Given problem
List all lines of the data that include the string "OTSC".

# # # #

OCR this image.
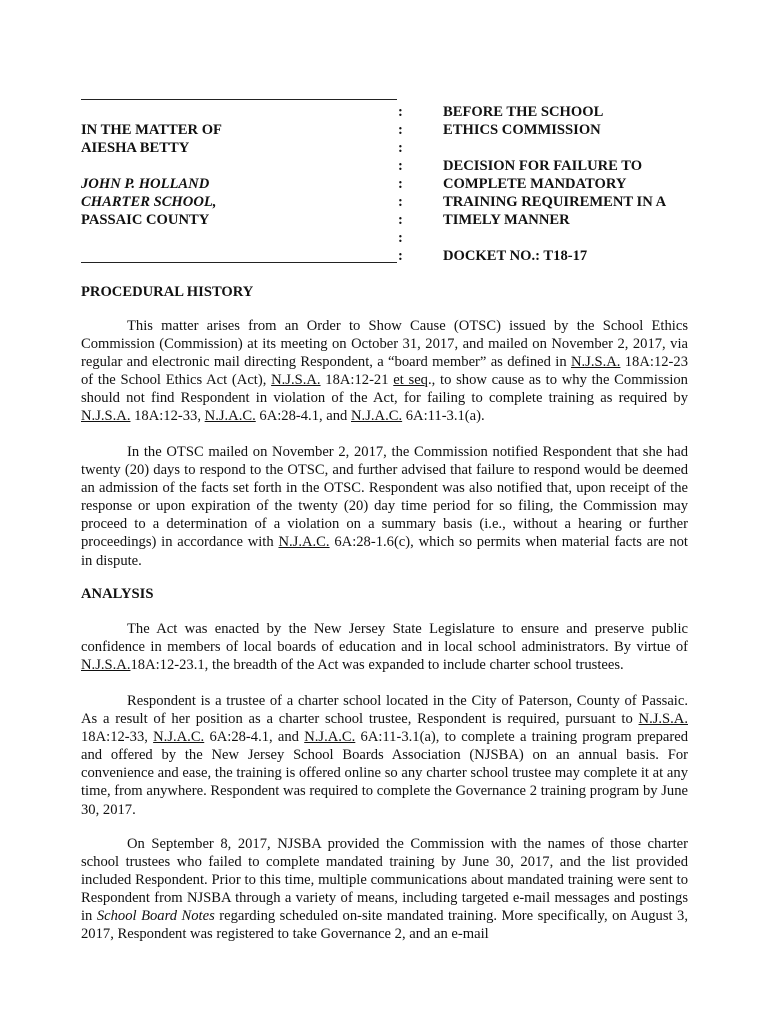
:
:
:
:
:
:
:
:
:
IN THE MATTER OF
AIESHA BETTY
JOHN P. HOLLAND
CHARTER SCHOOL,
PASSAIC COUNTY
BEFORE THE SCHOOL
ETHICS COMMISSION
DECISION FOR FAILURE TO
COMPLETE MANDATORY
TRAINING REQUIREMENT IN A
TIMELY MANNER
DOCKET NO.: T18-17
PROCEDURAL HISTORY

This matter arises from an Order to Show Cause (OTSC) issued by the School Ethics Commission (Commission) at its meeting on October 31, 2017, and mailed on November 2, 2017, via regular and electronic mail directing Respondent, a “board member” as defined in N.J.S.A. 18A:12-23 of the School Ethics Act (Act), N.J.S.A. 18A:12-21 et seq., to show cause as to why the Commission should not find Respondent in violation of the Act, for failing to complete training as required by N.J.S.A. 18A:12-33, N.J.A.C. 6A:28-4.1, and N.J.A.C. 6A:11-3.1(a).

In the OTSC mailed on November 2, 2017, the Commission notified Respondent that she had twenty (20) days to respond to the OTSC, and further advised that failure to respond would be deemed an admission of the facts set forth in the OTSC. Respondent was also notified that, upon receipt of the response or upon expiration of the twenty (20) day time period for so filing, the Commission may proceed to a determination of a violation on a summary basis (i.e., without a hearing or further proceedings) in accordance with N.J.A.C. 6A:28-1.6(c), which so permits when material facts are not in dispute.

ANALYSIS

The Act was enacted by the New Jersey State Legislature to ensure and preserve public confidence in members of local boards of education and in local school administrators. By virtue of N.J.S.A.18A:12-23.1, the breadth of the Act was expanded to include charter school trustees.

Respondent is a trustee of a charter school located in the City of Paterson, County of Passaic. As a result of her position as a charter school trustee, Respondent is required, pursuant to N.J.S.A. 18A:12-33, N.J.A.C. 6A:28-4.1, and N.J.A.C. 6A:11-3.1(a), to complete a training program prepared and offered by the New Jersey School Boards Association (NJSBA) on an annual basis. For convenience and ease, the training is offered online so any charter school trustee may complete it at any time, from anywhere. Respondent was required to complete the Governance 2 training program by June 30, 2017.

On September 8, 2017, NJSBA provided the Commission with the names of those charter school trustees who failed to complete mandated training by June 30, 2017, and the list provided included Respondent. Prior to this time, multiple communications about mandated training were sent to Respondent from NJSBA through a variety of means, including targeted e-mail messages and postings in School Board Notes regarding scheduled on-site mandated training. More specifically, on August 3, 2017, Respondent was registered to take Governance 2, and an e-mail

# # # #

Right answer
This matter arises from an Order to Show Cause (OTSC) issued by the School Ethics Commission (Commission) at its meeting on October 31, 2017, and mailed on November 2, 2017, via regular and electronic mail directing Respondent, a “board member” as defined in N.J.S.A. 18A:12-23 of the School Ethics Act (Act), N.J.S.A. 18A:12-21 et seq., to show cause as to why the Commission should not find Respondent in violation of the Act, for failing to complete training as required by N.J.S.A. 18A:12-33, N.J.A.C. 6A:28-4.1, and N.J.A.C. 6A:11-3.1(a).
In the OTSC mailed on November 2, 2017, the Commission notified Respondent that she had twenty (20) days to respond to the OTSC, and further advised that failure to respond would be deemed an admission of the facts set forth in the OTSC. Respondent was also notified that, upon receipt of the response or upon expiration of the twenty (20) day time period for so filing, the Commission may proceed to a determination of a violation on a summary basis (i.e., without a hearing or further proceedings) in accordance with N.J.A.C. 6A:28-1.6(c), which so permits when material facts are not in dispute.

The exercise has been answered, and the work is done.